*** RECORDS ***
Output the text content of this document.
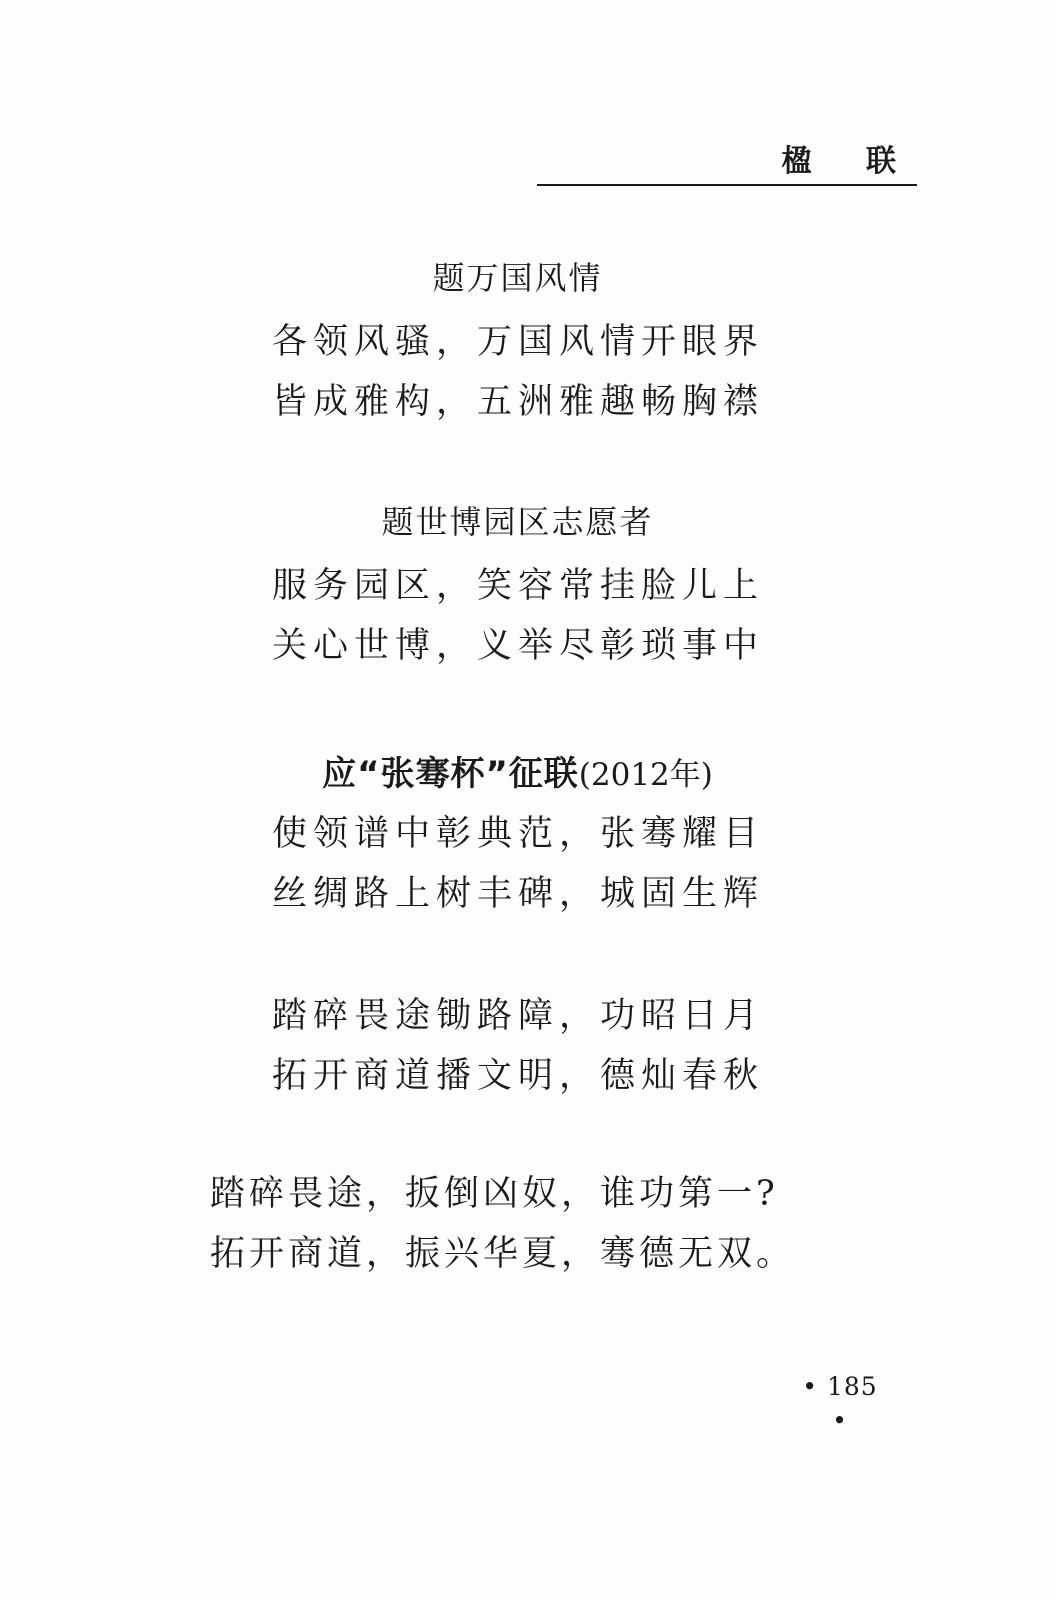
楹 联
题万国风情
各领风骚，万国风情开眼界
皆成雅构，五洲雅趣畅胸襟
题世博园区志愿者
服务园区，笑容常挂脸儿上
关心世博，义举尽彰琐事中
应“张骞杯”征联(2012年)
使领谱中彰典范，张骞耀目
丝绸路上树丰碑，城固生辉
踏碎畏途锄路障，功昭日月
拓开商道播文明，德灿春秋
踏碎畏途，扳倒凶奴，谁功第一?
拓开商道，振兴华夏，骞德无双。
• 185 •
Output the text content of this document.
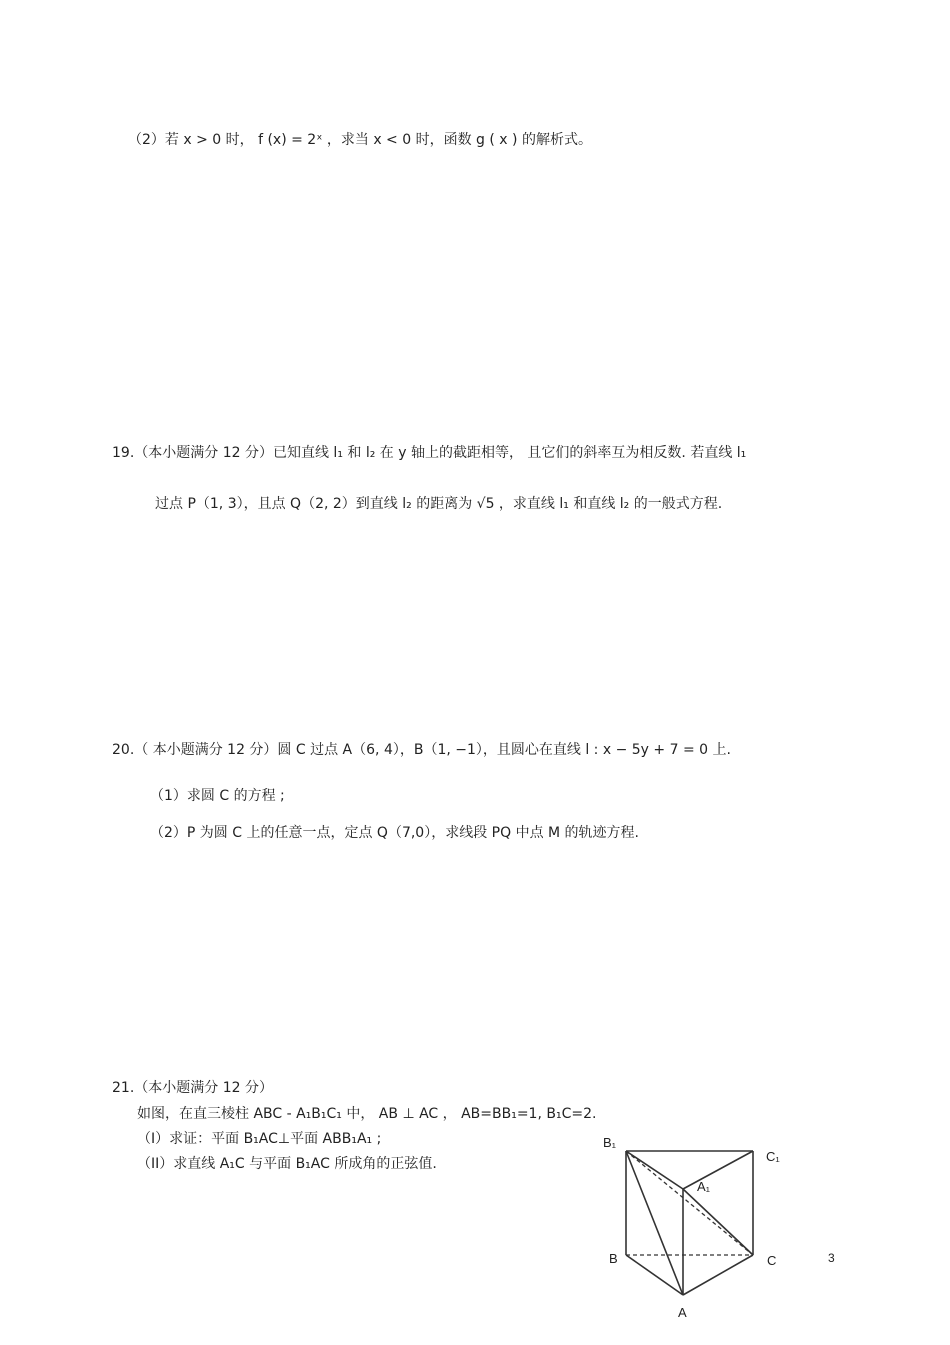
（2）若 x > 0 时， f (x) = 2ˣ ，求当 x < 0 时，函数 g ( x ) 的解析式。
19.（本小题满分 12 分）已知直线 l₁ 和 l₂ 在 y 轴上的截距相等， 且它们的斜率互为相反数. 若直线 l₁
过点 P（1, 3），且点 Q（2, 2）到直线 l₂ 的距离为 √5 ，求直线 l₁ 和直线 l₂ 的一般式方程.
20.（ 本小题满分 12 分）圆 C 过点 A（6, 4），B（1, −1），且圆心在直线 l : x − 5y + 7 = 0 上.
（1）求圆 C 的方程 ;
（2）P 为圆 C 上的任意一点，定点 Q（7,0），求线段 PQ 中点 M 的轨迹方程.
21.（本小题满分 12 分）
如图，在直三棱柱 ABC - A₁B₁C₁ 中， AB ⊥ AC ， AB=BB₁=1, B₁C=2.
（I）求证：平面 B₁AC⊥平面 ABB₁A₁ ;
（II）求直线 A₁C 与平面 B₁AC 所成角的正弦值.
B₁
C₁
A₁
B	C
A
3
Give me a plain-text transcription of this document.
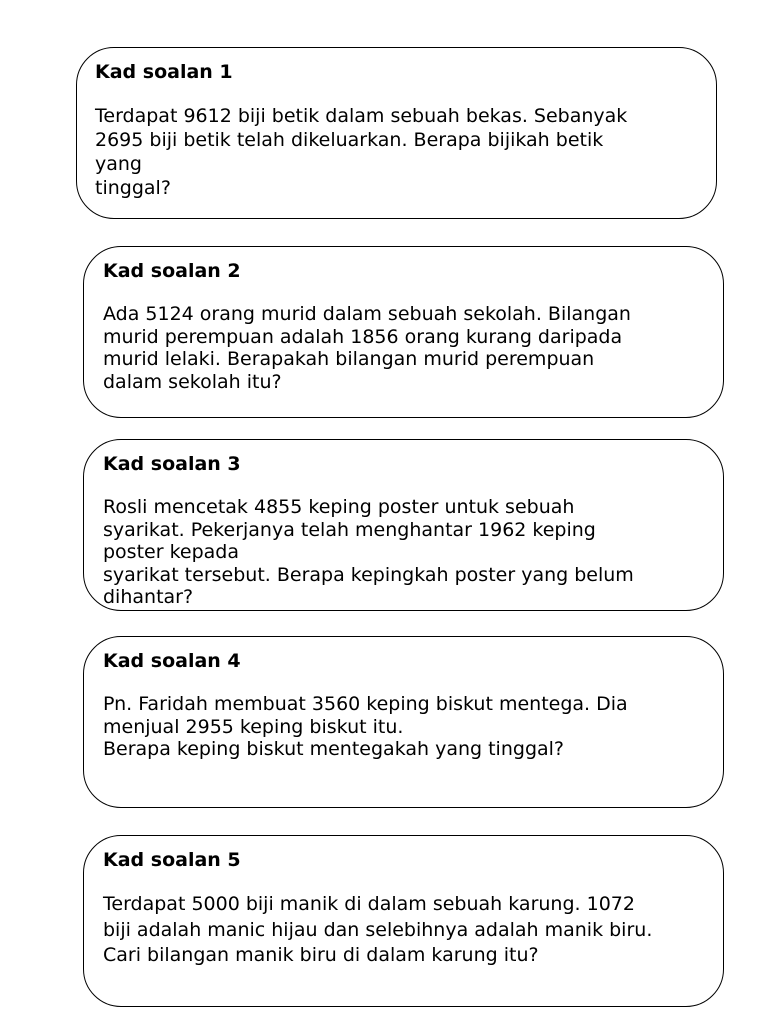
Kad soalan 1
Terdapat 9612 biji betik dalam sebuah bekas. Sebanyak
2695 biji betik telah dikeluarkan. Berapa bijikah betik
yang
tinggal?
Kad soalan 2
Ada 5124 orang murid dalam sebuah sekolah. Bilangan
murid perempuan adalah 1856 orang kurang daripada
murid lelaki. Berapakah bilangan murid perempuan
dalam sekolah itu?
Kad soalan 3
Rosli mencetak 4855 keping poster untuk sebuah
syarikat. Pekerjanya telah menghantar 1962 keping
poster kepada
syarikat tersebut. Berapa kepingkah poster yang belum
dihantar?
Kad soalan 4
Pn. Faridah membuat 3560 keping biskut mentega. Dia
menjual 2955 keping biskut itu.
Berapa keping biskut mentegakah yang tinggal?
Kad soalan 5
Terdapat 5000 biji manik di dalam sebuah karung. 1072
biji adalah manic hijau dan selebihnya adalah manik biru.
Cari bilangan manik biru di dalam karung itu?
***
## WHAT IS REQUIRED
Count every line in the listing above that holds "orang", then report only the count.

## OUTPUT FOR THIS TASK
2